[Start of DATASET]

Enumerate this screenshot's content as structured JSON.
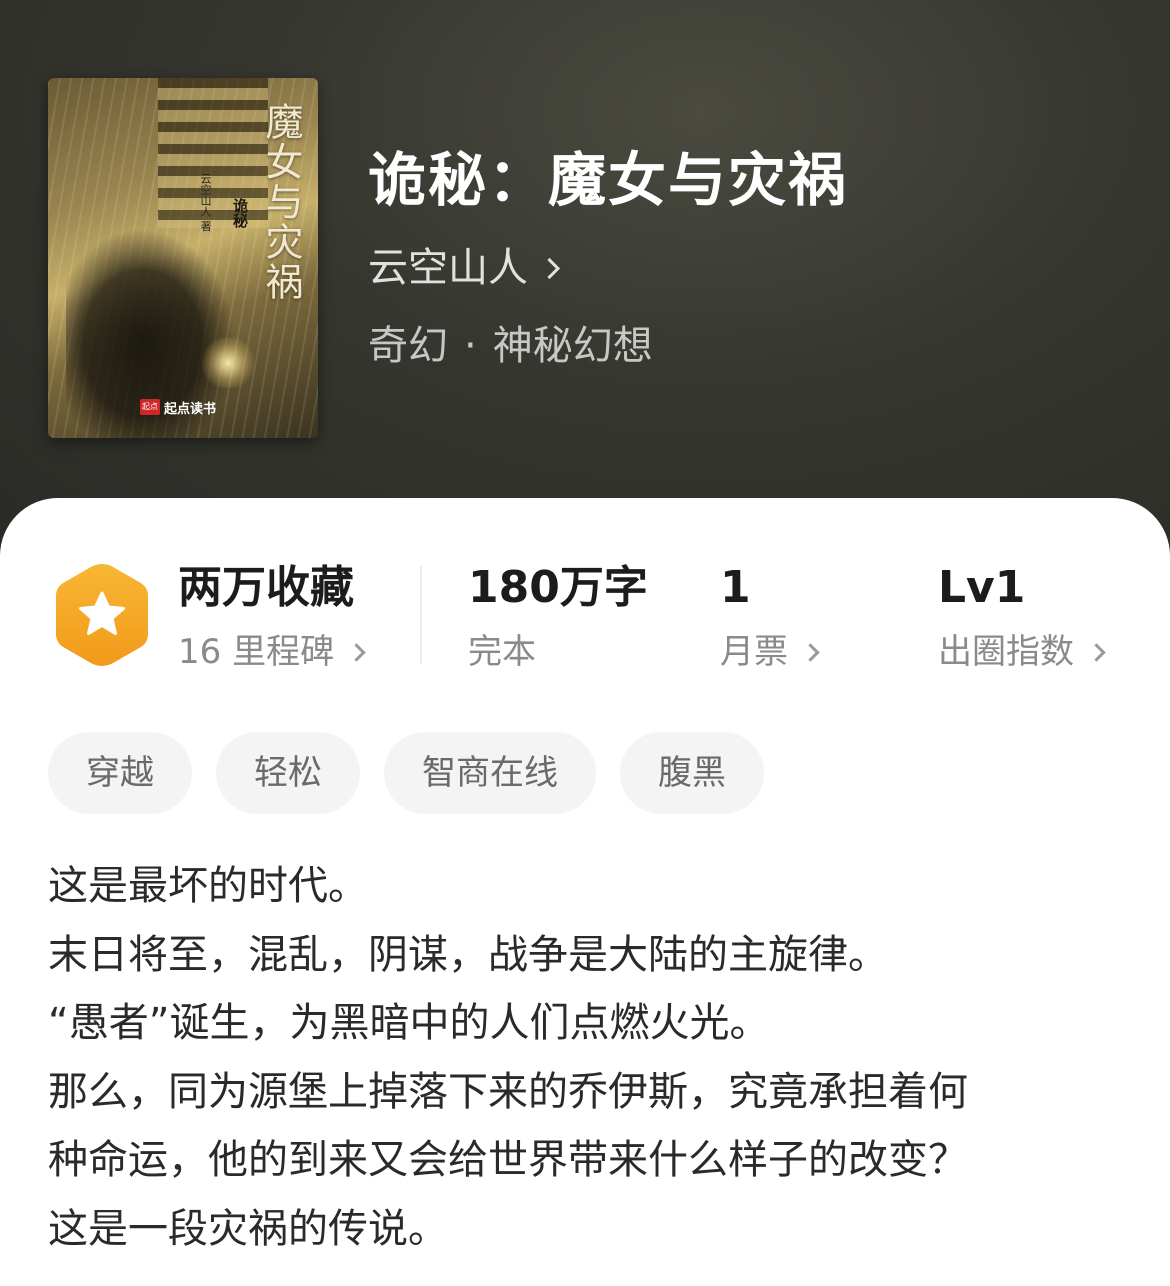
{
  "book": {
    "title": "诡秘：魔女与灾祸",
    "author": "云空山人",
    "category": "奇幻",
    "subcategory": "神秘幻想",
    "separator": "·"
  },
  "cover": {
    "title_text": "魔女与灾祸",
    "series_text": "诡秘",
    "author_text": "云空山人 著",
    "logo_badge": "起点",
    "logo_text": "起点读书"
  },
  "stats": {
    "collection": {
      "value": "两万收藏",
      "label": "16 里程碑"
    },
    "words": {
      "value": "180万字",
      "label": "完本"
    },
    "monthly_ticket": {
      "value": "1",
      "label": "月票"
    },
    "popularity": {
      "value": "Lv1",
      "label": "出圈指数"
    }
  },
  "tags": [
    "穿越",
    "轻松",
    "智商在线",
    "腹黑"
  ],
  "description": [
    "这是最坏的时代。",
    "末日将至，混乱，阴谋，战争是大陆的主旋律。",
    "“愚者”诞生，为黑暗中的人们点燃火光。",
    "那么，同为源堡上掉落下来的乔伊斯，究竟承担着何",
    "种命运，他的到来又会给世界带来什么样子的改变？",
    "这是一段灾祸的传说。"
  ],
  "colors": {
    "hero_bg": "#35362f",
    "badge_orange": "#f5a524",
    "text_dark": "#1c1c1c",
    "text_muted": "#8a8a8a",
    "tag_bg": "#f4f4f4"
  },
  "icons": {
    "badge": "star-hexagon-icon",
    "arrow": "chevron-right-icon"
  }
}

[End of DATASET]

▶ **YOUR INSTRUCTIONS**
Check each line of the records above for "label", and copy those that have it.

▶ **CORRECT OUTPUT**
      "label": "16 里程碑"
      "label": "完本"
      "label": "月票"
      "label": "出圈指数"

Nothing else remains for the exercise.